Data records
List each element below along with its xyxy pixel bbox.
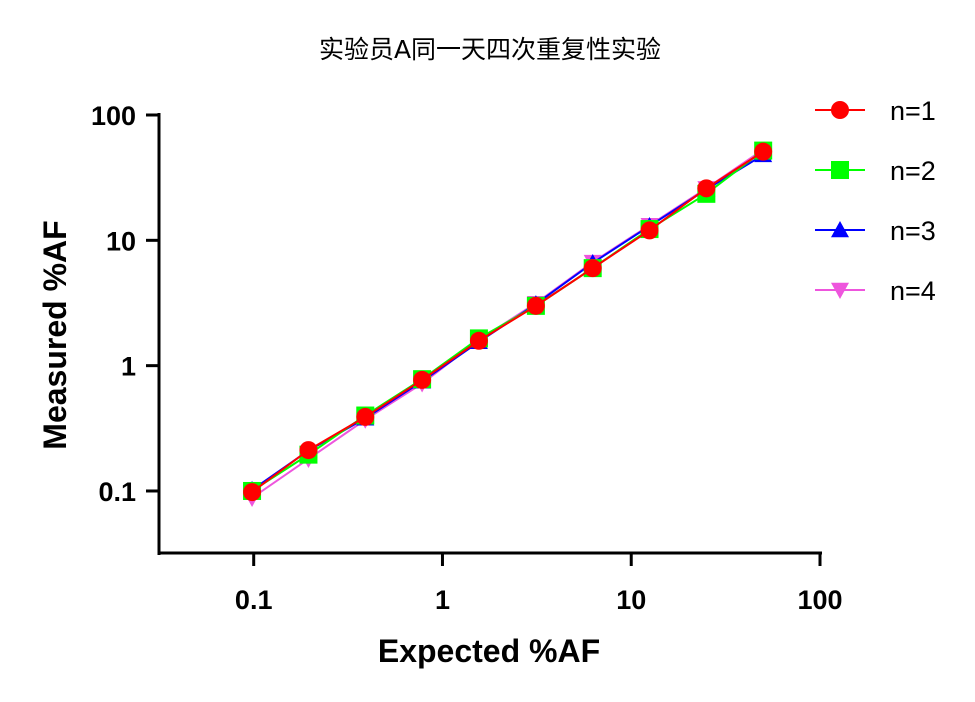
- y-tick-label: 0.1: [98, 477, 136, 507]
- series-n=1: [243, 142, 773, 502]
- x-axis-label: Expected %AF: [378, 633, 600, 669]
- legend-label: n=2: [890, 156, 936, 186]
- data-point: [356, 407, 375, 426]
- x-tick-label: 1: [435, 585, 450, 615]
- legend-marker: [831, 161, 849, 179]
- series-line: [251, 149, 764, 492]
- data-point: [413, 370, 432, 389]
- legend-item: n=2: [815, 156, 936, 186]
- y-tick-label: 100: [91, 101, 136, 131]
- chart-title: 实验员A同一天四次重复性实验: [319, 35, 661, 64]
- legend-label: n=4: [890, 276, 936, 306]
- x-tick-label: 10: [616, 585, 646, 615]
- y-tick-label: 1: [121, 352, 136, 382]
- legend-marker: [831, 221, 849, 238]
- data-point: [754, 142, 773, 161]
- legend-item: n=4: [815, 276, 936, 306]
- legend: n=1 n=2 n=3 n=4: [815, 96, 936, 306]
- legend-item: n=3: [815, 216, 936, 246]
- plot-area: [243, 141, 773, 507]
- series-line: [251, 150, 764, 493]
- data-point: [697, 179, 716, 198]
- x-tick-label: 100: [797, 585, 842, 615]
- legend-marker: [831, 101, 849, 119]
- data-point: [640, 221, 659, 240]
- data-point: [583, 259, 602, 278]
- y-axis-label: Measured %AF: [37, 220, 73, 449]
- legend-label: n=3: [890, 216, 936, 246]
- data-point: [243, 483, 262, 502]
- x-tick-label: 0.1: [235, 585, 273, 615]
- data-point: [469, 331, 488, 350]
- data-point: [526, 296, 545, 315]
- legend-label: n=1: [890, 96, 936, 126]
- data-point: [299, 441, 318, 460]
- legend-marker: [831, 282, 849, 299]
- y-tick-label: 10: [106, 226, 136, 256]
- legend-item: n=1: [815, 96, 936, 126]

▶ _EXERCISE REQUIREMENTS_:
Can you arrange the lines above as a Markdown table with the columns "No." and "Line", skipping any blank lines and leaving out the picture?

▶ _COMPLETED EXERCISE_:
| No. | Line |
|---|---|
| 1 | List each element below along with its xyxy pixel bbox. |
| 2 | - y-tick-label: 0.1: [98, 477, 136, 507] |
| 3 | - series-n=1: [243, 142, 773, 502] |
| 4 | - x-axis-label: Expected %AF: [378, 633, 600, 669] |
| 5 | - legend-label: n=2: [890, 156, 936, 186] |
| 6 | - data-point: [356, 407, 375, 426] |
| 7 | - x-tick-label: 1: [435, 585, 450, 615] |
| 8 | - legend-marker: [831, 161, 849, 179] |
| 9 | - series-line: [251, 149, 764, 492] |
| 10 | - data-point: [413, 370, 432, 389] |
| 11 | - legend-item: n=2: [815, 156, 936, 186] |
| 12 | - y-tick-label: 100: [91, 101, 136, 131] |
| 13 | - chart-title: 实验员A同一天四次重复性实验: [319, 35, 661, 64] |
| 14 | - legend-label: n=4: [890, 276, 936, 306] |
| 15 | - x-tick-label: 10: [616, 585, 646, 615] |
| 16 | - y-tick-label: 1: [121, 352, 136, 382] |
| 17 | - legend-marker: [831, 221, 849, 238] |
| 18 | - data-point: [754, 142, 773, 161] |
| 19 | - legend-item: n=4: [815, 276, 936, 306] |
| 20 | - legend: n=1 n=2 n=3 n=4: [815, 96, 936, 306] |
| 21 | - legend-item: n=3: [815, 216, 936, 246] |
| 22 | - plot-area: [243, 141, 773, 507] |
| 23 | - series-line: [251, 150, 764, 493] |
| 24 | - data-point: [697, 179, 716, 198] |
| 25 | - x-tick-label: 100: [797, 585, 842, 615] |
| 26 | - legend-marker: [831, 101, 849, 119] |
| 27 | - data-point: [640, 221, 659, 240] |
| 28 | - data-point: [583, 259, 602, 278] |
| 29 | - y-axis-label: Measured %AF: [37, 220, 73, 449] |
| 30 | - legend-label: n=3: [890, 216, 936, 246] |
| 31 | - data-point: [243, 483, 262, 502] |
| 32 | - x-tick-label: 0.1: [235, 585, 273, 615] |
| 33 | - data-point: [469, 331, 488, 350] |
| 34 | - data-point: [526, 296, 545, 315] |
| 35 | - legend-label: n=1: [890, 96, 936, 126] |
| 36 | - data-point: [299, 441, 318, 460] |
| 37 | - legend-marker: [831, 282, 849, 299] |
| 38 | - y-tick-label: 10: [106, 226, 136, 256] |
| 39 | - legend-item: n=1: [815, 96, 936, 126] |